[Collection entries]
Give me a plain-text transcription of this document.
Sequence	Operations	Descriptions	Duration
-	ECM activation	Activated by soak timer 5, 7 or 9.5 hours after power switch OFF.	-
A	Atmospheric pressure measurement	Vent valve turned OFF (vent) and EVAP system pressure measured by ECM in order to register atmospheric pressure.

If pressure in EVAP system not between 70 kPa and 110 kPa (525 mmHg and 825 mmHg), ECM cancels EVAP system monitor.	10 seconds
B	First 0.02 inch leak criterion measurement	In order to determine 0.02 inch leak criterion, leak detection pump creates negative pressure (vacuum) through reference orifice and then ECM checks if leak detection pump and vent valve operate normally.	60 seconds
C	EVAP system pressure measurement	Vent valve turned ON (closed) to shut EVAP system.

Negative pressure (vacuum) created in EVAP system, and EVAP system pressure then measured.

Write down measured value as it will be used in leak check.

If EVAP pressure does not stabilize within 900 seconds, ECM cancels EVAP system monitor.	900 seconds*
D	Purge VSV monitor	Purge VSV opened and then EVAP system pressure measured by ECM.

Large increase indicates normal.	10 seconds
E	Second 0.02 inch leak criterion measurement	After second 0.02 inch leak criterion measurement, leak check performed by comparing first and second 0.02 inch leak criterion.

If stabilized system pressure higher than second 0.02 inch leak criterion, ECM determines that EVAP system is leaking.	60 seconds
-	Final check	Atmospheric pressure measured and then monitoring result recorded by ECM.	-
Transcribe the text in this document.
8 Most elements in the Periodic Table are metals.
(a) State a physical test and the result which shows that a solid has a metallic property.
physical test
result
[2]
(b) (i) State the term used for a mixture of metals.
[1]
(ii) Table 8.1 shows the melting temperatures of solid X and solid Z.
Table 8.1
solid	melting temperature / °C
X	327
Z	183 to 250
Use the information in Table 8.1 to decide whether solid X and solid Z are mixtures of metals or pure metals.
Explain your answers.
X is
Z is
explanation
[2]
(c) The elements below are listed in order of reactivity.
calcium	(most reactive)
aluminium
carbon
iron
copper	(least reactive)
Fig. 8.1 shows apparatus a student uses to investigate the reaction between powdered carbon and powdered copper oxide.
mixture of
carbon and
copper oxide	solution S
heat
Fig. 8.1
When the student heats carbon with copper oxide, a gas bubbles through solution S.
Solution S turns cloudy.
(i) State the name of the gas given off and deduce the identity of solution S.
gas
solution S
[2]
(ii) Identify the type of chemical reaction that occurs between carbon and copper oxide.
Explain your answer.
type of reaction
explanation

• [Your task]:
Extract the complete set of records unchanged.

• [Expected output]:
Give me a plain-text transcription of this document.
Sequence	Operations	Descriptions	Duration
-	ECM activation	Activated by soak timer 5, 7 or 9.5 hours after power switch OFF.	-
A	Atmospheric pressure measurement	Vent valve turned OFF (vent) and EVAP system pressure measured by ECM in order to register atmospheric pressure.

If pressure in EVAP system not between 70 kPa and 110 kPa (525 mmHg and 825 mmHg), ECM cancels EVAP system monitor.	10 seconds
B	First 0.02 inch leak criterion measurement	In order to determine 0.02 inch leak criterion, leak detection pump creates negative pressure (vacuum) through reference orifice and then ECM checks if leak detection pump and vent valve operate normally.	60 seconds
C	EVAP system pressure measurement	Vent valve turned ON (closed) to shut EVAP system.

Negative pressure (vacuum) created in EVAP system, and EVAP system pressure then measured.

Write down measured value as it will be used in leak check.

If EVAP pressure does not stabilize within 900 seconds, ECM cancels EVAP system monitor.	900 seconds*
D	Purge VSV monitor	Purge VSV opened and then EVAP system pressure measured by ECM.

Large increase indicates normal.	10 seconds
E	Second 0.02 inch leak criterion measurement	After second 0.02 inch leak criterion measurement, leak check performed by comparing first and second 0.02 inch leak criterion.

If stabilized system pressure higher than second 0.02 inch leak criterion, ECM determines that EVAP system is leaking.	60 seconds
-	Final check	Atmospheric pressure measured and then monitoring result recorded by ECM.	-
Transcribe the text in this document.
8 Most elements in the Periodic Table are metals.
(a) State a physical test and the result which shows that a solid has a metallic property.
physical test
result
[2]
(b) (i) State the term used for a mixture of metals.
[1]
(ii) Table 8.1 shows the melting temperatures of solid X and solid Z.
Table 8.1
solid	melting temperature / °C
X	327
Z	183 to 250
Use the information in Table 8.1 to decide whether solid X and solid Z are mixtures of metals or pure metals.
Explain your answers.
X is
Z is
explanation
[2]
(c) The elements below are listed in order of reactivity.
calcium	(most reactive)
aluminium
carbon
iron
copper	(least reactive)
Fig. 8.1 shows apparatus a student uses to investigate the reaction between powdered carbon and powdered copper oxide.
mixture of
carbon and
copper oxide	solution S
heat
Fig. 8.1
When the student heats carbon with copper oxide, a gas bubbles through solution S.
Solution S turns cloudy.
(i) State the name of the gas given off and deduce the identity of solution S.
gas
solution S
[2]
(ii) Identify the type of chemical reaction that occurs between carbon and copper oxide.
Explain your answer.
type of reaction
explanation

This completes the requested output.